### DO THIS
Can you transcribe, character for character, the lines of the records from the one containing "57, 345, 84)" through the one containing "close-window-button[interactable]: ✕ (1320, 0, 1366, 30)", including both of those lines?

(Layout annotation records)
╭──

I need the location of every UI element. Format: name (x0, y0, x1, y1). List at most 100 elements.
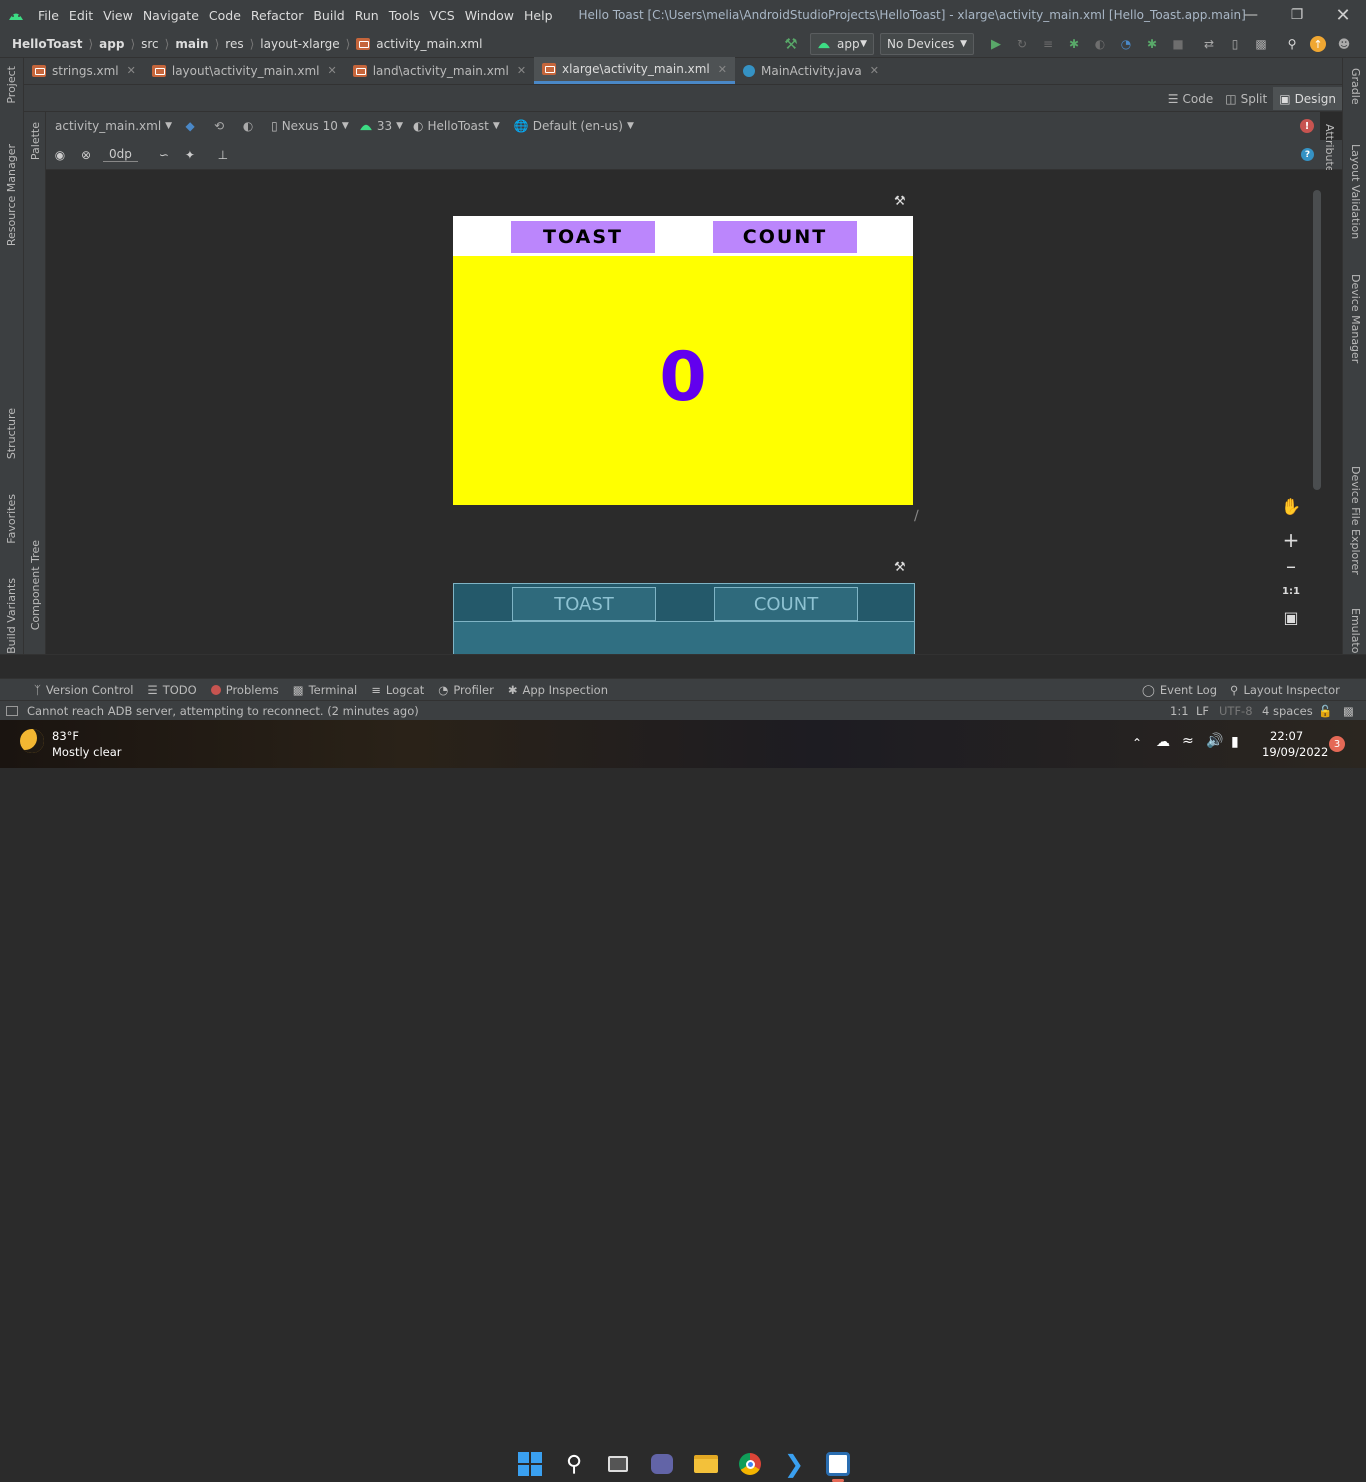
tab-layout-activity-main[interactable]: layout\activity_main.xml ✕ (144, 57, 345, 84)
android-studio-icon[interactable] (822, 1448, 854, 1480)
close-window-button[interactable]: ✕ (1320, 0, 1366, 30)
minimize-button[interactable]: — (1228, 0, 1274, 30)
onedrive-cloud-icon[interactable]: ☁ (1156, 734, 1170, 750)
breadcrumb-file[interactable]: activity_main.xml (376, 37, 482, 51)
tool-emulator[interactable]: Emulator (1349, 608, 1362, 658)
file-explorer-icon[interactable] (690, 1448, 722, 1480)
run-with-coverage-icon[interactable]: ✱ (1142, 34, 1162, 54)
tab-land-activity-main[interactable]: land\activity_main.xml ✕ (345, 57, 534, 84)
close-tab-icon[interactable]: ✕ (127, 64, 136, 77)
tool-version-control[interactable]: ᛉ Version Control (34, 683, 133, 697)
weather-temp[interactable]: 83°F (52, 729, 79, 743)
tool-palette[interactable]: Palette (29, 122, 42, 160)
wrench-icon[interactable]: ⚒ (894, 560, 906, 575)
menu-navigate[interactable]: Navigate (143, 8, 199, 23)
notification-badge[interactable]: 3 (1329, 736, 1345, 752)
design-canvas[interactable]: ⚒ TOAST COUNT 0 ∕ ⚒ TOAST COUNT ✋ + – 1:… (46, 170, 1342, 654)
guidelines-icon[interactable]: ⊥ (213, 145, 233, 165)
status-message[interactable]: Cannot reach ADB server, attempting to r… (27, 704, 419, 718)
wrench-icon[interactable]: ⚒ (894, 194, 906, 209)
help-icon[interactable]: ? (1301, 148, 1314, 161)
indent-setting[interactable]: 4 spaces (1262, 704, 1313, 718)
tool-build-variants[interactable]: Build Variants (5, 578, 18, 654)
clock-date[interactable]: 19/09/2022 (1262, 745, 1328, 759)
chrome-icon[interactable] (734, 1448, 766, 1480)
breadcrumb-main[interactable]: main (175, 37, 208, 51)
tab-strings-xml[interactable]: strings.xml ✕ (24, 57, 144, 84)
debug-icon[interactable]: ✱ (1064, 34, 1084, 54)
vscode-icon[interactable]: ❯ (778, 1448, 810, 1480)
eye-icon[interactable]: ◉ (50, 145, 70, 165)
close-tab-icon[interactable]: ✕ (328, 64, 337, 77)
device-manager-icon[interactable]: ▯ (1225, 34, 1245, 54)
menu-build[interactable]: Build (313, 8, 344, 23)
tool-device-file-explorer[interactable]: Device File Explorer (1349, 466, 1362, 575)
design-surface-icon[interactable]: ◆ (180, 116, 200, 136)
update-icon[interactable]: ↑ (1308, 34, 1328, 54)
attach-debugger-icon[interactable]: ◐ (1090, 34, 1110, 54)
tool-structure[interactable]: Structure (5, 408, 18, 459)
memory-indicator-icon[interactable]: ▩ (1343, 704, 1354, 718)
tool-terminal[interactable]: ▩ Terminal (293, 683, 357, 697)
night-mode-icon[interactable]: ◐ (238, 116, 258, 136)
tab-xlarge-activity-main[interactable]: xlarge\activity_main.xml ✕ (534, 57, 735, 84)
menu-window[interactable]: Window (465, 8, 514, 23)
zoom-fit-button[interactable]: ▣ (1278, 604, 1304, 630)
error-icon[interactable]: ! (1300, 119, 1314, 133)
breadcrumb-src[interactable]: src (141, 37, 159, 51)
search-icon[interactable]: ⚲ (1282, 34, 1302, 54)
tool-favorites[interactable]: Favorites (5, 494, 18, 544)
file-select-dropdown[interactable]: activity_main.xml ▼ (55, 119, 172, 133)
menu-edit[interactable]: Edit (69, 8, 93, 23)
design-preview[interactable]: TOAST COUNT 0 (453, 216, 913, 505)
profile-icon[interactable]: ◔ (1116, 34, 1136, 54)
autoconnect-icon[interactable]: ⊗ (76, 145, 96, 165)
stop-icon[interactable]: ■ (1168, 34, 1188, 54)
chevron-up-icon[interactable]: ⌃ (1132, 736, 1142, 750)
menu-file[interactable]: File (38, 8, 59, 23)
blueprint-count-button[interactable]: COUNT (714, 587, 858, 621)
sdk-manager-icon[interactable]: ▩ (1251, 34, 1271, 54)
wifi-icon[interactable]: ≈ (1182, 733, 1194, 749)
breadcrumb-project[interactable]: HelloToast (12, 37, 82, 51)
menu-run[interactable]: Run (355, 8, 379, 23)
clock-time[interactable]: 22:07 (1270, 729, 1303, 743)
close-tab-icon[interactable]: ✕ (517, 64, 526, 77)
blueprint-preview[interactable]: TOAST COUNT (453, 583, 915, 654)
weather-moon-icon[interactable] (20, 729, 44, 753)
pan-button[interactable]: ✋ (1278, 493, 1304, 519)
tool-logcat[interactable]: ≡ Logcat (371, 683, 424, 697)
locale-select-dropdown[interactable]: 🌐 Default (en-us) ▼ (514, 119, 634, 133)
count-textview[interactable]: 0 (453, 338, 913, 417)
panel-toggle-icon[interactable] (6, 705, 18, 716)
tool-layout-inspector[interactable]: ⚲ Layout Inspector (1230, 683, 1340, 697)
run-icon[interactable]: ▶ (986, 34, 1006, 54)
device-dropdown[interactable]: No Devices ▼ (880, 33, 974, 55)
count-button[interactable]: COUNT (713, 221, 857, 253)
file-encoding[interactable]: UTF-8 (1219, 704, 1253, 718)
device-select-dropdown[interactable]: ▯ Nexus 10 ▼ (271, 119, 349, 133)
tool-resource-manager[interactable]: Resource Manager (5, 144, 18, 246)
lock-icon[interactable]: 🔓 (1318, 704, 1332, 718)
close-tab-icon[interactable]: ✕ (870, 64, 879, 77)
menu-help[interactable]: Help (524, 8, 553, 23)
tool-project[interactable]: Project (5, 66, 18, 104)
breadcrumb-app[interactable]: app (99, 37, 124, 51)
split-mode-button[interactable]: ◫ Split (1219, 92, 1273, 106)
theme-select-dropdown[interactable]: ◐ HelloToast ▼ (413, 119, 500, 133)
breadcrumb-res[interactable]: res (225, 37, 243, 51)
zoom-out-button[interactable]: – (1278, 553, 1304, 579)
close-tab-icon[interactable]: ✕ (718, 63, 727, 76)
line-separator[interactable]: LF (1196, 704, 1209, 718)
start-button[interactable] (514, 1448, 546, 1480)
orientation-icon[interactable]: ⟲ (209, 116, 229, 136)
user-icon[interactable]: ☻ (1334, 34, 1354, 54)
tool-device-manager[interactable]: Device Manager (1349, 274, 1362, 363)
apply-code-changes-icon[interactable]: ≡ (1038, 34, 1058, 54)
toast-button[interactable]: TOAST (511, 221, 655, 253)
clear-constraints-icon[interactable]: ∽ (154, 145, 174, 165)
tool-gradle[interactable]: Gradle (1349, 68, 1362, 105)
volume-icon[interactable]: 🔊 (1206, 733, 1223, 749)
task-view-icon[interactable] (602, 1448, 634, 1480)
tab-main-activity-java[interactable]: MainActivity.java ✕ (735, 57, 887, 84)
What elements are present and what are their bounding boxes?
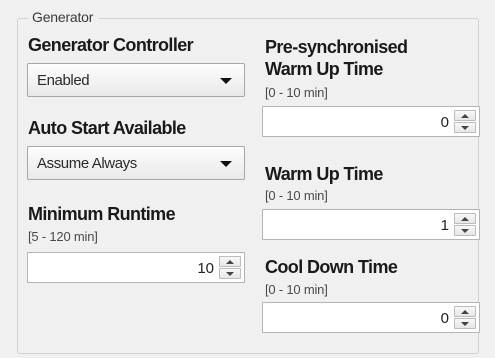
presync-warmup-label-line2: Warm Up Time (265, 59, 383, 79)
spinner-buttons (454, 213, 476, 236)
presync-warmup-spinner[interactable]: 0 (262, 106, 480, 137)
presync-warmup-value: 0 (440, 114, 449, 131)
minimum-runtime-range: [5 - 120 min] (28, 229, 98, 244)
warm-up-label: Warm Up Time (265, 164, 383, 184)
group-title: Generator (28, 9, 100, 25)
arrow-down-icon (461, 322, 469, 326)
spin-up-button[interactable] (454, 213, 476, 224)
spin-up-button[interactable] (454, 110, 476, 121)
generator-controller-label: Generator Controller (28, 35, 194, 55)
arrow-up-icon (461, 114, 469, 118)
dropdown-arrow-icon (220, 78, 232, 84)
spinner-buttons (219, 256, 241, 279)
auto-start-value: Assume Always (37, 154, 137, 172)
spin-up-button[interactable] (219, 256, 241, 267)
spin-down-button[interactable] (454, 318, 476, 329)
presync-warmup-label-line1: Pre-synchronised (265, 37, 408, 57)
cool-down-spinner[interactable]: 0 (262, 302, 480, 333)
spin-down-button[interactable] (219, 268, 241, 279)
cool-down-range: [0 - 10 min] (265, 282, 328, 297)
cool-down-label: Cool Down Time (265, 257, 398, 277)
arrow-down-icon (226, 272, 234, 276)
minimum-runtime-value: 10 (197, 260, 214, 277)
warm-up-value: 1 (440, 217, 449, 234)
minimum-runtime-spinner[interactable]: 10 (27, 252, 245, 283)
arrow-down-icon (461, 126, 469, 130)
arrow-up-icon (461, 217, 469, 221)
auto-start-label: Auto Start Available (28, 118, 186, 138)
generator-settings-panel: Generator Generator Controller Enabled A… (0, 0, 495, 358)
spin-down-button[interactable] (454, 225, 476, 236)
spin-up-button[interactable] (454, 306, 476, 317)
minimum-runtime-label: Minimum Runtime (28, 204, 176, 224)
dropdown-arrow-icon (220, 161, 232, 167)
presync-warmup-range: [0 - 10 min] (265, 85, 328, 100)
arrow-down-icon (461, 229, 469, 233)
generator-controller-value: Enabled (37, 71, 90, 89)
arrow-up-icon (461, 310, 469, 314)
spinner-buttons (454, 306, 476, 329)
warm-up-range: [0 - 10 min] (265, 188, 328, 203)
cool-down-value: 0 (440, 310, 449, 327)
auto-start-select[interactable]: Assume Always (27, 146, 245, 180)
warm-up-spinner[interactable]: 1 (262, 209, 480, 240)
generator-controller-select[interactable]: Enabled (27, 63, 245, 97)
spinner-buttons (454, 110, 476, 133)
arrow-up-icon (226, 260, 234, 264)
spin-down-button[interactable] (454, 122, 476, 133)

╰──

### SOLUTION TO THIS TASK
tab-layout-activity-main[interactable]: layout\activity_main.xml ✕ (144, 57, 345, 84)
android-studio-icon[interactable] (822, 1448, 854, 1480)
close-window-button[interactable]: ✕ (1320, 0, 1366, 30)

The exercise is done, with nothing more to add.